§ **Written exercise**
Look at the entries below and reproduce them exactly.
─── Supplied information ───
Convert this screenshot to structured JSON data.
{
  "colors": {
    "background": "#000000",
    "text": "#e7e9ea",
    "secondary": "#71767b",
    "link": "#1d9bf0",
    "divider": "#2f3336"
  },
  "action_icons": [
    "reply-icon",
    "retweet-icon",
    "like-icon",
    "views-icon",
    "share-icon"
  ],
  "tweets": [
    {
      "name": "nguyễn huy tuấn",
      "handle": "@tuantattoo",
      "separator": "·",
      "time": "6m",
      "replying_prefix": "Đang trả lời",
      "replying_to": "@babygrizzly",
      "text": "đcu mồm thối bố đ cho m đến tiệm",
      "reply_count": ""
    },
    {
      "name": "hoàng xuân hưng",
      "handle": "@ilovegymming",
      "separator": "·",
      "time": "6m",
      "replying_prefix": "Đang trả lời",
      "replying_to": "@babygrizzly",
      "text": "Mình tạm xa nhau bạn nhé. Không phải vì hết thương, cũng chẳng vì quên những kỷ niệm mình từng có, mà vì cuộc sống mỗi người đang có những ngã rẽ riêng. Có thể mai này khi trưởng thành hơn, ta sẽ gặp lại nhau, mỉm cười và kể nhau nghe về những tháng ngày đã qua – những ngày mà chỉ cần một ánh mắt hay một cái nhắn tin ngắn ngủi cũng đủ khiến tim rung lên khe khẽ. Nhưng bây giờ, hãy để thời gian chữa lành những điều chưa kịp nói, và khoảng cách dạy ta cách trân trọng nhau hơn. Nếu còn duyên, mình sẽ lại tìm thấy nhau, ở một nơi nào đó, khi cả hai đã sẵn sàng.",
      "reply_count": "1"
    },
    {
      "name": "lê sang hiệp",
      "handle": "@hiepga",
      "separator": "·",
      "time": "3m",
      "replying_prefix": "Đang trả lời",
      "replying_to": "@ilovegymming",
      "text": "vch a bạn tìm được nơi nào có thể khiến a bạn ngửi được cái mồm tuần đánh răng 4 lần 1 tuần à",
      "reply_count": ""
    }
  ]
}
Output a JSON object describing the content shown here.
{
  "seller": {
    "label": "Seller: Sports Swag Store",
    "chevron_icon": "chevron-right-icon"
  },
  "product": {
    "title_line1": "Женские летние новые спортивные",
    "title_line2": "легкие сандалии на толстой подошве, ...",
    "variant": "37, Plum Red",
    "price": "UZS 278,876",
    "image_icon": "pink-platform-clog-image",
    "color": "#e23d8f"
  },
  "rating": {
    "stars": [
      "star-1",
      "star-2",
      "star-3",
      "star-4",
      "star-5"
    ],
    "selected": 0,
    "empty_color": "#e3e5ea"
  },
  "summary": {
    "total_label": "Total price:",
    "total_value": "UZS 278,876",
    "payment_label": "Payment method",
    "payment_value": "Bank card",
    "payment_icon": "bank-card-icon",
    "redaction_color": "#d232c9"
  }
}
───
§ **Response to the exercise**
Convert this screenshot to structured JSON data.
{
  "colors": {
    "background": "#000000",
    "text": "#e7e9ea",
    "secondary": "#71767b",
    "link": "#1d9bf0",
    "divider": "#2f3336"
  },
  "action_icons": [
    "reply-icon",
    "retweet-icon",
    "like-icon",
    "views-icon",
    "share-icon"
  ],
  "tweets": [
    {
      "name": "nguyễn huy tuấn",
      "handle": "@tuantattoo",
      "separator": "·",
      "time": "6m",
      "replying_prefix": "Đang trả lời",
      "replying_to": "@babygrizzly",
      "text": "đcu mồm thối bố đ cho m đến tiệm",
      "reply_count": ""
    },
    {
      "name": "hoàng xuân hưng",
      "handle": "@ilovegymming",
      "separator": "·",
      "time": "6m",
      "replying_prefix": "Đang trả lời",
      "replying_to": "@babygrizzly",
      "text": "Mình tạm xa nhau bạn nhé. Không phải vì hết thương, cũng chẳng vì quên những kỷ niệm mình từng có, mà vì cuộc sống mỗi người đang có những ngã rẽ riêng. Có thể mai này khi trưởng thành hơn, ta sẽ gặp lại nhau, mỉm cười và kể nhau nghe về những tháng ngày đã qua – những ngày mà chỉ cần một ánh mắt hay một cái nhắn tin ngắn ngủi cũng đủ khiến tim rung lên khe khẽ. Nhưng bây giờ, hãy để thời gian chữa lành những điều chưa kịp nói, và khoảng cách dạy ta cách trân trọng nhau hơn. Nếu còn duyên, mình sẽ lại tìm thấy nhau, ở một nơi nào đó, khi cả hai đã sẵn sàng.",
      "reply_count": "1"
    },
    {
      "name": "lê sang hiệp",
      "handle": "@hiepga",
      "separator": "·",
      "time": "3m",
      "replying_prefix": "Đang trả lời",
      "replying_to": "@ilovegymming",
      "text": "vch a bạn tìm được nơi nào có thể khiến a bạn ngửi được cái mồm tuần đánh răng 4 lần 1 tuần à",
      "reply_count": ""
    }
  ]
}
Output a JSON object describing the content shown here.
{
  "seller": {
    "label": "Seller: Sports Swag Store",
    "chevron_icon": "chevron-right-icon"
  },
  "product": {
    "title_line1": "Женские летние новые спортивные",
    "title_line2": "легкие сандалии на толстой подошве, ...",
    "variant": "37, Plum Red",
    "price": "UZS 278,876",
    "image_icon": "pink-platform-clog-image",
    "color": "#e23d8f"
  },
  "rating": {
    "stars": [
      "star-1",
      "star-2",
      "star-3",
      "star-4",
      "star-5"
    ],
    "selected": 0,
    "empty_color": "#e3e5ea"
  },
  "summary": {
    "total_label": "Total price:",
    "total_value": "UZS 278,876",
    "payment_label": "Payment method",
    "payment_value": "Bank card",
    "payment_icon": "bank-card-icon",
    "redaction_color": "#d232c9"
  }
}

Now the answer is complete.